Work to be completed
For each line in the data below that holds "запасу", return a copy.

Entries provided
──────────

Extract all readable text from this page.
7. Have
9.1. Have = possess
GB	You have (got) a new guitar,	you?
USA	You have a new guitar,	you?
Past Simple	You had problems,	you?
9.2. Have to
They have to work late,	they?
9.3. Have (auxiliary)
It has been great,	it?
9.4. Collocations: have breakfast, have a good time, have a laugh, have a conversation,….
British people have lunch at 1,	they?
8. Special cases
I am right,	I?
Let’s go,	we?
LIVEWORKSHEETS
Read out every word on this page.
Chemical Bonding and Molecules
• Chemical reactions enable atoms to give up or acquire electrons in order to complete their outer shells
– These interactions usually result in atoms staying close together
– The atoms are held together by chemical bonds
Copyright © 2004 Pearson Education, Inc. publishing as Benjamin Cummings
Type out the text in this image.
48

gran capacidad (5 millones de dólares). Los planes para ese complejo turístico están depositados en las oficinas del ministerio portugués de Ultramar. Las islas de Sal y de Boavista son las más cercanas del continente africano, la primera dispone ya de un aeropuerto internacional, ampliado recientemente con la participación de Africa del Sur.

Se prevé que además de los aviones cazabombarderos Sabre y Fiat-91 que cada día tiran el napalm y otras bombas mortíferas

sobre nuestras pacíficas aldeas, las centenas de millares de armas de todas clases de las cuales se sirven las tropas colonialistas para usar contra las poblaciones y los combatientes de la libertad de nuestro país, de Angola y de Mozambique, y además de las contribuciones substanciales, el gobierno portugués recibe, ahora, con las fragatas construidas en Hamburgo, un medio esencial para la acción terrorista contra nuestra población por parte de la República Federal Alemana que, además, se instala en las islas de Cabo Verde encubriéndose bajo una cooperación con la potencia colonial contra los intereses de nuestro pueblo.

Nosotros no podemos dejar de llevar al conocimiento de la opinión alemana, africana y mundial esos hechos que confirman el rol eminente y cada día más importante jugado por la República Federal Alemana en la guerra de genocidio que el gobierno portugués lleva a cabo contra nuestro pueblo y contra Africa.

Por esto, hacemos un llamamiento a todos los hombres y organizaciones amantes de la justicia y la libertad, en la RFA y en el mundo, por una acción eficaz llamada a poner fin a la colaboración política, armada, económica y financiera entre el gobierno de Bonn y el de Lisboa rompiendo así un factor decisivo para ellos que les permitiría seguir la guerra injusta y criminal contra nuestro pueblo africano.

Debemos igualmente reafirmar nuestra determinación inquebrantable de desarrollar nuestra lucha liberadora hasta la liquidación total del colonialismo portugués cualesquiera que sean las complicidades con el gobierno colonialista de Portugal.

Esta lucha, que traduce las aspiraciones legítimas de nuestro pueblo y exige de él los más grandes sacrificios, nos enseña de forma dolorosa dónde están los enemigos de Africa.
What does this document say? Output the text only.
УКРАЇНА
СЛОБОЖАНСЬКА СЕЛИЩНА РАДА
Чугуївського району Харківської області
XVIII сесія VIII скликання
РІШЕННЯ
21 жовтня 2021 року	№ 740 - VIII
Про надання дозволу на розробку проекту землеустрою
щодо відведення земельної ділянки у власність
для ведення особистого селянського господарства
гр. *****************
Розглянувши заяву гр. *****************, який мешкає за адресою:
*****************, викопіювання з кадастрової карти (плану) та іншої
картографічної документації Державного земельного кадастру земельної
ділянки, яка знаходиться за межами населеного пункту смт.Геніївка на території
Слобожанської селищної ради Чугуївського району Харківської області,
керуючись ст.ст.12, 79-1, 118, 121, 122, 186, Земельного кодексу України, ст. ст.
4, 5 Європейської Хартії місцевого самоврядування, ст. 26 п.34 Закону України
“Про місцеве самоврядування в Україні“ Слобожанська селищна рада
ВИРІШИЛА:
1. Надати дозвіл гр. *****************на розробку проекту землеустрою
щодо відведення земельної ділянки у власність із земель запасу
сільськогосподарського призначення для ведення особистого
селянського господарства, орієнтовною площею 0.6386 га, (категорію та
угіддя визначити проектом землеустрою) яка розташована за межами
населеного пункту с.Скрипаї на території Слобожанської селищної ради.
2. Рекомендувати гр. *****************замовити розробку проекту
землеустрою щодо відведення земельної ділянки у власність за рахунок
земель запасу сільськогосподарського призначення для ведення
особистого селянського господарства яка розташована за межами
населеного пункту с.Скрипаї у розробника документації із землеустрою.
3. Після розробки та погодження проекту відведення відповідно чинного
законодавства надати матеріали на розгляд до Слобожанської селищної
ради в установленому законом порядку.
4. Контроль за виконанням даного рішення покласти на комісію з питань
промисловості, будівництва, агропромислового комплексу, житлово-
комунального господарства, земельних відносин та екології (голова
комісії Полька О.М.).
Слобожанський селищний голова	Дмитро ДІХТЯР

──────────

Result
щодо відведення земельної ділянки у власність із земель запасу
земель запасу сільськогосподарського призначення для ведення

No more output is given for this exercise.